» **WHAT TO WORK ON**:
Print the records again, character for character.

┌─ ENTRIES SHOWN

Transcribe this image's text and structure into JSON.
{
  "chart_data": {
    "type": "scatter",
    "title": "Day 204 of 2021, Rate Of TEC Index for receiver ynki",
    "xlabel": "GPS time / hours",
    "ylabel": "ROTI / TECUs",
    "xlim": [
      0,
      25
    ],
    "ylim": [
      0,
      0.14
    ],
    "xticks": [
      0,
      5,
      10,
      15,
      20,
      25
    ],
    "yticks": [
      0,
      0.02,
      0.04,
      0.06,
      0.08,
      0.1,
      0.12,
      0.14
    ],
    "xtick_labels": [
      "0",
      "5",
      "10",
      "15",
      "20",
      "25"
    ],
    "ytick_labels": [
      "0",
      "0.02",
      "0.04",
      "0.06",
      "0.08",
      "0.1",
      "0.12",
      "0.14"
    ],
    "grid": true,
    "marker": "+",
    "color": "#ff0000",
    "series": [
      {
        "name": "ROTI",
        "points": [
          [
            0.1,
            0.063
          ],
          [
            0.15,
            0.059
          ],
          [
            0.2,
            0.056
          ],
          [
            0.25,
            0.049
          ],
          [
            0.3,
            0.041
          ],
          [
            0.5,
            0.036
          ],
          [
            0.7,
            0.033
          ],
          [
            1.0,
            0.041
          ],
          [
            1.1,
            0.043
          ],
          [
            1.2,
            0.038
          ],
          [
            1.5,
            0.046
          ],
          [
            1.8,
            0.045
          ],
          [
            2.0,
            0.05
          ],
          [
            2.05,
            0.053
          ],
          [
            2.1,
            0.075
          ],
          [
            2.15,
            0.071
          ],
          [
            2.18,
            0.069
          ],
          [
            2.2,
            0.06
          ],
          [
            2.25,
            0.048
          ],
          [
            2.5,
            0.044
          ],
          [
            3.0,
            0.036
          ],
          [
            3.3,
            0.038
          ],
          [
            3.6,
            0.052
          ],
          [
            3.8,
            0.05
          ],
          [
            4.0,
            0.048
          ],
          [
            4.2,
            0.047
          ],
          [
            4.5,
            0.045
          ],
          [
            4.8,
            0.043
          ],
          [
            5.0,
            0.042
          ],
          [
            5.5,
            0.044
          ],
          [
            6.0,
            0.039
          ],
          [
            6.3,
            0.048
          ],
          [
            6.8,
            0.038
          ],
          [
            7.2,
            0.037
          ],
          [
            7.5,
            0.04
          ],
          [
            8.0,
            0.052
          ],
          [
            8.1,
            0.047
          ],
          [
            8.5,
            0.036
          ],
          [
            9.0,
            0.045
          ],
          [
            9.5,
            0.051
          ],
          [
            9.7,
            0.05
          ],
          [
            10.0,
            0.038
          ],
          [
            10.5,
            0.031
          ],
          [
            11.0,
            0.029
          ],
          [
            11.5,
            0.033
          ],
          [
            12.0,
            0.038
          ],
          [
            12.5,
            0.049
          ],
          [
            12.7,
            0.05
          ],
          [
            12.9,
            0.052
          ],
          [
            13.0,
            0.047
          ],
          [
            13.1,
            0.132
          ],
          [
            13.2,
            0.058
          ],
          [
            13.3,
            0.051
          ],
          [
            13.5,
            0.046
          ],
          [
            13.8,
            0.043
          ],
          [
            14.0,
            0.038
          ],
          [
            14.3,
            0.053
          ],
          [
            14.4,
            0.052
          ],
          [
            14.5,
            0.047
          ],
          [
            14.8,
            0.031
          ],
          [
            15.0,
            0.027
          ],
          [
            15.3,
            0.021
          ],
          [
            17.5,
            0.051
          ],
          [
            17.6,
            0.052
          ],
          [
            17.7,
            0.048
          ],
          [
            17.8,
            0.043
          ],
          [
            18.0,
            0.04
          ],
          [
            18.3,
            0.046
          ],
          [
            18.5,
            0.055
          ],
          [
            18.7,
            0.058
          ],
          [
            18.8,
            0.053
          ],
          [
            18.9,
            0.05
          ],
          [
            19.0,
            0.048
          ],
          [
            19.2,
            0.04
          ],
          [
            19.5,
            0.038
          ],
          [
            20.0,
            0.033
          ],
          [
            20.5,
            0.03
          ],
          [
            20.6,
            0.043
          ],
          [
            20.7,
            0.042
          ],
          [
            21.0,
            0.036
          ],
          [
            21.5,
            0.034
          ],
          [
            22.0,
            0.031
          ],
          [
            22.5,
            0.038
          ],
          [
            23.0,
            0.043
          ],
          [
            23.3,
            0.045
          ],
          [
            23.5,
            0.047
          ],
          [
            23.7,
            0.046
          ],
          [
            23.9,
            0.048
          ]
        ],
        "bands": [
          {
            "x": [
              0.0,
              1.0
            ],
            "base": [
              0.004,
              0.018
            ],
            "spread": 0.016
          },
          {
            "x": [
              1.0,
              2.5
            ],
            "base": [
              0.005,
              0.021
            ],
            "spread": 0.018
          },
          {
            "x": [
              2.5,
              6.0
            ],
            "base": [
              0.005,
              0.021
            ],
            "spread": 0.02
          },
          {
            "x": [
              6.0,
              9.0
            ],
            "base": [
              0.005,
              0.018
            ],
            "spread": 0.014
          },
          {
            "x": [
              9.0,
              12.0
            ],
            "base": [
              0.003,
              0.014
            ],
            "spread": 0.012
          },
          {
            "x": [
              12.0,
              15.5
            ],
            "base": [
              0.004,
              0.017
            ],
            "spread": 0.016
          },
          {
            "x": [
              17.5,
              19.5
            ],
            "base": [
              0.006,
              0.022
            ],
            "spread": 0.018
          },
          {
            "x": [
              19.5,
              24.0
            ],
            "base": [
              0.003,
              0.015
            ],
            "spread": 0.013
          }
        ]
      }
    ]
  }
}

└─

» **ANSWER TO THE TASK**:
Transcribe this image's text and structure into JSON.
{
  "chart_data": {
    "type": "scatter",
    "title": "Day 204 of 2021, Rate Of TEC Index for receiver ynki",
    "xlabel": "GPS time / hours",
    "ylabel": "ROTI / TECUs",
    "xlim": [
      0,
      25
    ],
    "ylim": [
      0,
      0.14
    ],
    "xticks": [
      0,
      5,
      10,
      15,
      20,
      25
    ],
    "yticks": [
      0,
      0.02,
      0.04,
      0.06,
      0.08,
      0.1,
      0.12,
      0.14
    ],
    "xtick_labels": [
      "0",
      "5",
      "10",
      "15",
      "20",
      "25"
    ],
    "ytick_labels": [
      "0",
      "0.02",
      "0.04",
      "0.06",
      "0.08",
      "0.1",
      "0.12",
      "0.14"
    ],
    "grid": true,
    "marker": "+",
    "color": "#ff0000",
    "series": [
      {
        "name": "ROTI",
        "points": [
          [
            0.1,
            0.063
          ],
          [
            0.15,
            0.059
          ],
          [
            0.2,
            0.056
          ],
          [
            0.25,
            0.049
          ],
          [
            0.3,
            0.041
          ],
          [
            0.5,
            0.036
          ],
          [
            0.7,
            0.033
          ],
          [
            1.0,
            0.041
          ],
          [
            1.1,
            0.043
          ],
          [
            1.2,
            0.038
          ],
          [
            1.5,
            0.046
          ],
          [
            1.8,
            0.045
          ],
          [
            2.0,
            0.05
          ],
          [
            2.05,
            0.053
          ],
          [
            2.1,
            0.075
          ],
          [
            2.15,
            0.071
          ],
          [
            2.18,
            0.069
          ],
          [
            2.2,
            0.06
          ],
          [
            2.25,
            0.048
          ],
          [
            2.5,
            0.044
          ],
          [
            3.0,
            0.036
          ],
          [
            3.3,
            0.038
          ],
          [
            3.6,
            0.052
          ],
          [
            3.8,
            0.05
          ],
          [
            4.0,
            0.048
          ],
          [
            4.2,
            0.047
          ],
          [
            4.5,
            0.045
          ],
          [
            4.8,
            0.043
          ],
          [
            5.0,
            0.042
          ],
          [
            5.5,
            0.044
          ],
          [
            6.0,
            0.039
          ],
          [
            6.3,
            0.048
          ],
          [
            6.8,
            0.038
          ],
          [
            7.2,
            0.037
          ],
          [
            7.5,
            0.04
          ],
          [
            8.0,
            0.052
          ],
          [
            8.1,
            0.047
          ],
          [
            8.5,
            0.036
          ],
          [
            9.0,
            0.045
          ],
          [
            9.5,
            0.051
          ],
          [
            9.7,
            0.05
          ],
          [
            10.0,
            0.038
          ],
          [
            10.5,
            0.031
          ],
          [
            11.0,
            0.029
          ],
          [
            11.5,
            0.033
          ],
          [
            12.0,
            0.038
          ],
          [
            12.5,
            0.049
          ],
          [
            12.7,
            0.05
          ],
          [
            12.9,
            0.052
          ],
          [
            13.0,
            0.047
          ],
          [
            13.1,
            0.132
          ],
          [
            13.2,
            0.058
          ],
          [
            13.3,
            0.051
          ],
          [
            13.5,
            0.046
          ],
          [
            13.8,
            0.043
          ],
          [
            14.0,
            0.038
          ],
          [
            14.3,
            0.053
          ],
          [
            14.4,
            0.052
          ],
          [
            14.5,
            0.047
          ],
          [
            14.8,
            0.031
          ],
          [
            15.0,
            0.027
          ],
          [
            15.3,
            0.021
          ],
          [
            17.5,
            0.051
          ],
          [
            17.6,
            0.052
          ],
          [
            17.7,
            0.048
          ],
          [
            17.8,
            0.043
          ],
          [
            18.0,
            0.04
          ],
          [
            18.3,
            0.046
          ],
          [
            18.5,
            0.055
          ],
          [
            18.7,
            0.058
          ],
          [
            18.8,
            0.053
          ],
          [
            18.9,
            0.05
          ],
          [
            19.0,
            0.048
          ],
          [
            19.2,
            0.04
          ],
          [
            19.5,
            0.038
          ],
          [
            20.0,
            0.033
          ],
          [
            20.5,
            0.03
          ],
          [
            20.6,
            0.043
          ],
          [
            20.7,
            0.042
          ],
          [
            21.0,
            0.036
          ],
          [
            21.5,
            0.034
          ],
          [
            22.0,
            0.031
          ],
          [
            22.5,
            0.038
          ],
          [
            23.0,
            0.043
          ],
          [
            23.3,
            0.045
          ],
          [
            23.5,
            0.047
          ],
          [
            23.7,
            0.046
          ],
          [
            23.9,
            0.048
          ]
        ],
        "bands": [
          {
            "x": [
              0.0,
              1.0
            ],
            "base": [
              0.004,
              0.018
            ],
            "spread": 0.016
          },
          {
            "x": [
              1.0,
              2.5
            ],
            "base": [
              0.005,
              0.021
            ],
            "spread": 0.018
          },
          {
            "x": [
              2.5,
              6.0
            ],
            "base": [
              0.005,
              0.021
            ],
            "spread": 0.02
          },
          {
            "x": [
              6.0,
              9.0
            ],
            "base": [
              0.005,
              0.018
            ],
            "spread": 0.014
          },
          {
            "x": [
              9.0,
              12.0
            ],
            "base": [
              0.003,
              0.014
            ],
            "spread": 0.012
          },
          {
            "x": [
              12.0,
              15.5
            ],
            "base": [
              0.004,
              0.017
            ],
            "spread": 0.016
          },
          {
            "x": [
              17.5,
              19.5
            ],
            "base": [
              0.006,
              0.022
            ],
            "spread": 0.018
          },
          {
            "x": [
              19.5,
              24.0
            ],
            "base": [
              0.003,
              0.015
            ],
            "spread": 0.013
          }
        ]
      }
    ]
  }
}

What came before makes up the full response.